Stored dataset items
☆ ☆ ☆

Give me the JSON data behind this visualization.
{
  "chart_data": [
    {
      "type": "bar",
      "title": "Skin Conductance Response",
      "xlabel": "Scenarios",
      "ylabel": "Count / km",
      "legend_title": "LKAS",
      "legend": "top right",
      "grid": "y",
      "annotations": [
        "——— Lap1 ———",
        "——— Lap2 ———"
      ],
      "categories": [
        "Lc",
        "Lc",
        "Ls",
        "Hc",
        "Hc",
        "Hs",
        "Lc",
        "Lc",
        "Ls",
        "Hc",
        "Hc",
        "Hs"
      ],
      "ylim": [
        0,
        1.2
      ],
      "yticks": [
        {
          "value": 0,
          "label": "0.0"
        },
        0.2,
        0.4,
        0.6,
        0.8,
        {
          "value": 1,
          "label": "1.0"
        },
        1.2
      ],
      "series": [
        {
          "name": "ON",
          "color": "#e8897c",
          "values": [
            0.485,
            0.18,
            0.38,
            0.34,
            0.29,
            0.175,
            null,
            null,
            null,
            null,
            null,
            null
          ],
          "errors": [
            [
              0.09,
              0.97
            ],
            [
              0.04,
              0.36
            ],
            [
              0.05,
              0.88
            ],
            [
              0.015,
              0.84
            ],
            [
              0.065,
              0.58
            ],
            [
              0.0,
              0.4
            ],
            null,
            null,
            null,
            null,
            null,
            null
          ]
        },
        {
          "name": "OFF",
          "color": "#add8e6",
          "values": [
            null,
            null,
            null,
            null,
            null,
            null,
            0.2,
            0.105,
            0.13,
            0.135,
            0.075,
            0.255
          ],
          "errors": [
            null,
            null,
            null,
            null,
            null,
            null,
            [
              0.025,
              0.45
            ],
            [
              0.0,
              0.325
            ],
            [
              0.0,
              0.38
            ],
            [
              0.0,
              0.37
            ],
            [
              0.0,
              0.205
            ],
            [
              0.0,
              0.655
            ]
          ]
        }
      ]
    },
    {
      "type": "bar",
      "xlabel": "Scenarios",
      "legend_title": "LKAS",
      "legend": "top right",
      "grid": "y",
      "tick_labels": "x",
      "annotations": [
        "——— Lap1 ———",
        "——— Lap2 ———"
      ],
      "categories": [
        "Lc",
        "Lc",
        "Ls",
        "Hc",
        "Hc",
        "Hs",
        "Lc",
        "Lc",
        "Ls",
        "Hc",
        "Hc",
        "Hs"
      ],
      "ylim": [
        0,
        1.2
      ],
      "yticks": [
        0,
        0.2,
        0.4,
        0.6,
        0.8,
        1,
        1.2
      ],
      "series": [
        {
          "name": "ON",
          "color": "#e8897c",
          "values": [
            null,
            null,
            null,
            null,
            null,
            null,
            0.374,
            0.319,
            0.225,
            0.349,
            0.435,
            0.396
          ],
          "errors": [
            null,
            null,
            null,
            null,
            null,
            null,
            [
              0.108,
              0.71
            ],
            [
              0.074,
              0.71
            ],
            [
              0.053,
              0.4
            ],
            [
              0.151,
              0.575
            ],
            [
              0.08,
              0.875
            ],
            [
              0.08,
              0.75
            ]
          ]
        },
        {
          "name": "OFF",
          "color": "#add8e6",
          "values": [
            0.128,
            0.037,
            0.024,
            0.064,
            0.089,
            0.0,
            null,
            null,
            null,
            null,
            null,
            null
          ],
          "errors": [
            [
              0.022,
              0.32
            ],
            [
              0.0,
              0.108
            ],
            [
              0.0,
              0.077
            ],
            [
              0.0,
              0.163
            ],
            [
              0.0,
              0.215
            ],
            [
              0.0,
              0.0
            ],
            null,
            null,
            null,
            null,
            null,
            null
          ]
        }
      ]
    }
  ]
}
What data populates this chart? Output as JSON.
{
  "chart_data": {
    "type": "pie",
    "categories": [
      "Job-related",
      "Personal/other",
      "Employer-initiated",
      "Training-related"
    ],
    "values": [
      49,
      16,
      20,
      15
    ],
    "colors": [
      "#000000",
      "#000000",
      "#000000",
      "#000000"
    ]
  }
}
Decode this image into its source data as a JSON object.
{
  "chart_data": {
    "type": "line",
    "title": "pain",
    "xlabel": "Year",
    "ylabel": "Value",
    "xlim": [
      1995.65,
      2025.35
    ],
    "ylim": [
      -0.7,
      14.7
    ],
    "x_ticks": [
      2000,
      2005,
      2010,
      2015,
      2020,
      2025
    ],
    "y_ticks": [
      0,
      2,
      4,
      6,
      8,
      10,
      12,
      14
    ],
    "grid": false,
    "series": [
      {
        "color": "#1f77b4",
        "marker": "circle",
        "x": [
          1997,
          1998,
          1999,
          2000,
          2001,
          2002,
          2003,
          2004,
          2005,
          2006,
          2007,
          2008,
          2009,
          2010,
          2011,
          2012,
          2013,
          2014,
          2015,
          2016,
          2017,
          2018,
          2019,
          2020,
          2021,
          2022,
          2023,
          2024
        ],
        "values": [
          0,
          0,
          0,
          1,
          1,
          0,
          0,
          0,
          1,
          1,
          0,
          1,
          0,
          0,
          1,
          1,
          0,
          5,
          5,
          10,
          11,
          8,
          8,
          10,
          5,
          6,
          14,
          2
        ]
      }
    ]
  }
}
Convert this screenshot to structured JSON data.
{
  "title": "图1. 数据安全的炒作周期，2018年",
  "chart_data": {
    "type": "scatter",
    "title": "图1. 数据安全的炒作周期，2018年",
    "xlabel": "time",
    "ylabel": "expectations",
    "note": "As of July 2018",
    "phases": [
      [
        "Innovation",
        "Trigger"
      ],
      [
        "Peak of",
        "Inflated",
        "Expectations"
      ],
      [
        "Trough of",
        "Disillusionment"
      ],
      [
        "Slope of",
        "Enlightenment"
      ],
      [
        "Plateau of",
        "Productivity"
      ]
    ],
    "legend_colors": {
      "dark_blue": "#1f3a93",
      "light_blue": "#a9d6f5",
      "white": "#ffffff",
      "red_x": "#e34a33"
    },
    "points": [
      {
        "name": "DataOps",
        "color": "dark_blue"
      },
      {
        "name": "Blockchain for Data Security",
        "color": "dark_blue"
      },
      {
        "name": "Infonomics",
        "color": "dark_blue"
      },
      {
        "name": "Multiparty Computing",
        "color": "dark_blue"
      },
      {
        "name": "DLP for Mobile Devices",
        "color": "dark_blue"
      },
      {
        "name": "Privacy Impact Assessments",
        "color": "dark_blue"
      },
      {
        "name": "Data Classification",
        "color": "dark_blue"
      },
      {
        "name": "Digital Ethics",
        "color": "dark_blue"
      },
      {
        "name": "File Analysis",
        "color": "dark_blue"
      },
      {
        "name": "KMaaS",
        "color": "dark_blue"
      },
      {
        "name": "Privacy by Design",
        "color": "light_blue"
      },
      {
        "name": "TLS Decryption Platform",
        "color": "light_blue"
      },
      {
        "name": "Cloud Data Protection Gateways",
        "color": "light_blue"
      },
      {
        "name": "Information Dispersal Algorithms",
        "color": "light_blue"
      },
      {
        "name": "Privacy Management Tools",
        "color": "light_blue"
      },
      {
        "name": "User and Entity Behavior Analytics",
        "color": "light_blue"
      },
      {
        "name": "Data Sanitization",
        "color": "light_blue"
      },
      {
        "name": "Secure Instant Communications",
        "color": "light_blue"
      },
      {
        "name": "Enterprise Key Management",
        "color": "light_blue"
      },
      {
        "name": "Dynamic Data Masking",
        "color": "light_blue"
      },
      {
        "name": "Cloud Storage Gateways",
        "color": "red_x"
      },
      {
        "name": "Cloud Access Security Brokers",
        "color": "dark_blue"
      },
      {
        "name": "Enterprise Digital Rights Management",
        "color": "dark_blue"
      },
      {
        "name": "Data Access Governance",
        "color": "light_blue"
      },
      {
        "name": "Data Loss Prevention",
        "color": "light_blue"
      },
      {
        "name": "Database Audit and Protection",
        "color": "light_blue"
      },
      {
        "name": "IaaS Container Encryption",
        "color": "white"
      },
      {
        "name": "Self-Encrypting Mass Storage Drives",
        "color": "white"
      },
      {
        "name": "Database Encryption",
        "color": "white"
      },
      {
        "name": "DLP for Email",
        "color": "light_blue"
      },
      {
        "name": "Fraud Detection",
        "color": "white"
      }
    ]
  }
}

☆ ☆ ☆

> [BRIEF]: Copy every line of the listing that includes the string "Enterprise".

> [SOLUTION]:
        "name": "Enterprise Key Management",
        "name": "Enterprise Digital Rights Management",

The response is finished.